**EXTRACTED MATERIAL**
##############################

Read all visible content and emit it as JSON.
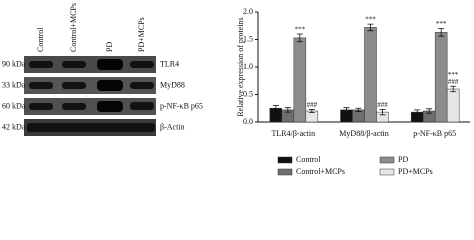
{
  "blot": {
    "lanes": [
      "Control",
      "Control+MCPs",
      "PD",
      "PD+MCPs"
    ],
    "rows": [
      {
        "size": "90 kDa",
        "protein": "TLR4"
      },
      {
        "size": "33 kDa",
        "protein": "MyD88"
      },
      {
        "size": "60 kDa",
        "protein": "p-NF-κB p65"
      },
      {
        "size": "42 kDa",
        "protein": "β-Actin"
      }
    ]
  },
  "chart_data": {
    "type": "bar",
    "y_label": "Relative expression of proteins",
    "categories": [
      "TLR4/β-actin",
      "MyD88/β-actin",
      "p-NF-κB p65"
    ],
    "series": [
      {
        "name": "Control",
        "color": "#111111",
        "values": [
          0.25,
          0.22,
          0.18
        ],
        "errors": [
          0.05,
          0.04,
          0.04
        ]
      },
      {
        "name": "Control+MCPs",
        "color": "#6e6e6e",
        "values": [
          0.22,
          0.22,
          0.2
        ],
        "errors": [
          0.04,
          0.03,
          0.04
        ]
      },
      {
        "name": "PD",
        "color": "#8c8c8c",
        "values": [
          1.53,
          1.72,
          1.63
        ],
        "errors": [
          0.07,
          0.06,
          0.07
        ],
        "labels": [
          [
            "***"
          ],
          [
            "***"
          ],
          [
            "***"
          ]
        ]
      },
      {
        "name": "PD+MCPs",
        "color": "#e6e6e6",
        "values": [
          0.2,
          0.18,
          0.6
        ],
        "errors": [
          0.03,
          0.05,
          0.05
        ],
        "labels": [
          [
            "###"
          ],
          [
            "###"
          ],
          [
            "***",
            "###"
          ]
        ]
      }
    ],
    "ylim": [
      0,
      2.0
    ],
    "yticks": [
      {
        "value": 0,
        "label": "0.0"
      },
      0.5,
      {
        "value": 1,
        "label": "1.0"
      },
      1.5,
      {
        "value": 2,
        "label": "2.0"
      }
    ],
    "legend": "bottom"
  }
}
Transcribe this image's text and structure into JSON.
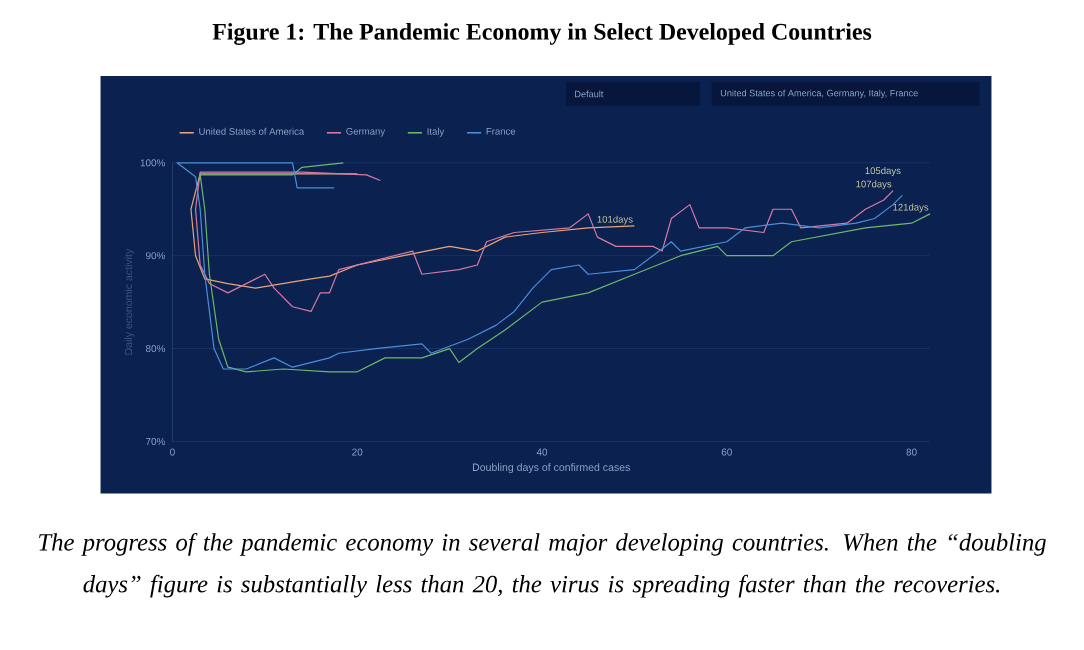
{
  "chart_data": {
    "type": "line",
    "title": "Figure 1: The Pandemic Economy in Select Developed Countries",
    "xlabel": "Doubling days of confirmed cases",
    "ylabel": "Daily economic activity",
    "xlim": [
      0,
      82
    ],
    "ylim": [
      70,
      100
    ],
    "xticks": [
      0,
      20,
      40,
      60,
      80
    ],
    "yticks": [
      {
        "value": 70,
        "label": "70%"
      },
      {
        "value": 80,
        "label": "80%"
      },
      {
        "value": 90,
        "label": "90%"
      },
      {
        "value": 100,
        "label": "100%"
      }
    ],
    "grid": "y",
    "legend": "top left",
    "line_style": "solid",
    "series": [
      {
        "name": "United States of America",
        "color": "#e8a57a",
        "x": [
          20,
          3,
          2,
          2.5,
          3.5,
          6,
          9,
          12,
          15,
          17,
          20,
          25,
          30,
          33,
          36,
          40,
          45,
          50
        ],
        "values": [
          98.8,
          98.8,
          95,
          90,
          87.5,
          87,
          86.5,
          87,
          87.5,
          87.8,
          89,
          90,
          91,
          90.5,
          92,
          92.5,
          93,
          93.2
        ]
      },
      {
        "name": "Germany",
        "color": "#d77aa5",
        "x": [
          22.5,
          21,
          14,
          3,
          2.5,
          3,
          4,
          6,
          10,
          11,
          13,
          15,
          16,
          17,
          18,
          22,
          26,
          27,
          31,
          33,
          34,
          37,
          43,
          45,
          46,
          48,
          52,
          53,
          54,
          56,
          57,
          60,
          64,
          65,
          67,
          68,
          73,
          75,
          77,
          78
        ],
        "values": [
          98.1,
          98.7,
          99,
          99,
          95,
          89,
          87,
          86,
          88,
          86.5,
          84.5,
          84,
          86,
          86,
          88.5,
          89.5,
          90.5,
          88,
          88.5,
          89,
          91.5,
          92.5,
          93,
          94.5,
          92,
          91,
          91,
          90.5,
          94,
          95.5,
          93,
          93,
          92.5,
          95,
          95,
          93,
          93.5,
          95,
          96,
          97
        ]
      },
      {
        "name": "Italy",
        "color": "#6fb86a",
        "x": [
          18.5,
          14,
          13,
          3,
          3.5,
          4,
          5,
          6,
          8,
          12,
          17,
          20,
          23,
          27,
          30,
          31,
          33,
          36,
          40,
          45,
          50,
          55,
          59,
          60,
          65,
          67,
          75,
          80,
          82
        ],
        "values": [
          100,
          99.5,
          98.7,
          98.7,
          95,
          88,
          81,
          78,
          77.5,
          77.8,
          77.5,
          77.5,
          79,
          79,
          80,
          78.5,
          80,
          82,
          85,
          86,
          88,
          90,
          91,
          90,
          90,
          91.5,
          93,
          93.5,
          94.5
        ]
      },
      {
        "name": "France",
        "color": "#4a8fd8",
        "x": [
          17.5,
          13.5,
          13,
          0.5,
          2.5,
          3,
          3.5,
          4.5,
          5.5,
          8,
          11,
          13,
          17,
          18,
          22,
          27,
          28,
          32,
          35,
          37,
          39,
          41,
          44,
          45,
          50,
          52,
          54,
          55,
          60,
          62,
          66,
          70,
          74,
          76,
          78,
          79
        ],
        "values": [
          97.3,
          97.3,
          100,
          100,
          98.5,
          95,
          88,
          80,
          77.8,
          77.8,
          79,
          78,
          79,
          79.5,
          80,
          80.5,
          79.5,
          81,
          82.5,
          84,
          86.5,
          88.5,
          89,
          88,
          88.5,
          90,
          91.5,
          90.5,
          91.5,
          93,
          93.5,
          93,
          93.5,
          94,
          95.5,
          96.5
        ]
      }
    ],
    "annotations": [
      "Default",
      "United States of America, Germany, Italy, France",
      {
        "text": "101days",
        "x": 50,
        "y": 93.2
      },
      {
        "text": "107days",
        "x": 78,
        "y": 97
      },
      {
        "text": "105days",
        "x": 79,
        "y": 96.5
      },
      {
        "text": "121days",
        "x": 82,
        "y": 94.5
      },
      "The progress of the pandemic economy in several major developing countries. When the “doubling days” figure is substantially less than 20, the virus is spreading faster than the recoveries."
    ]
  }
}
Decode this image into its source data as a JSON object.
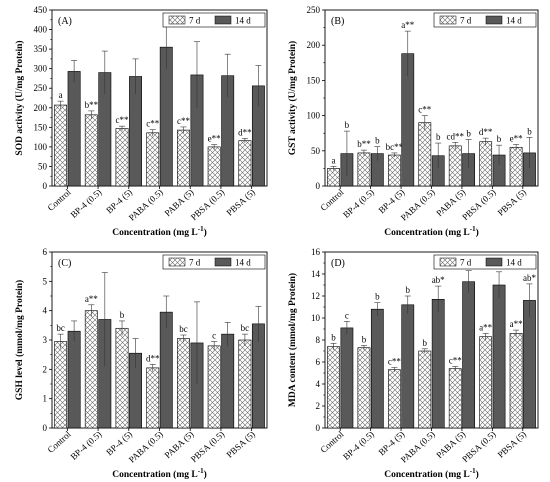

##############################

Your answer should be a single number: how many lines of the listing hold the string "JSON".

3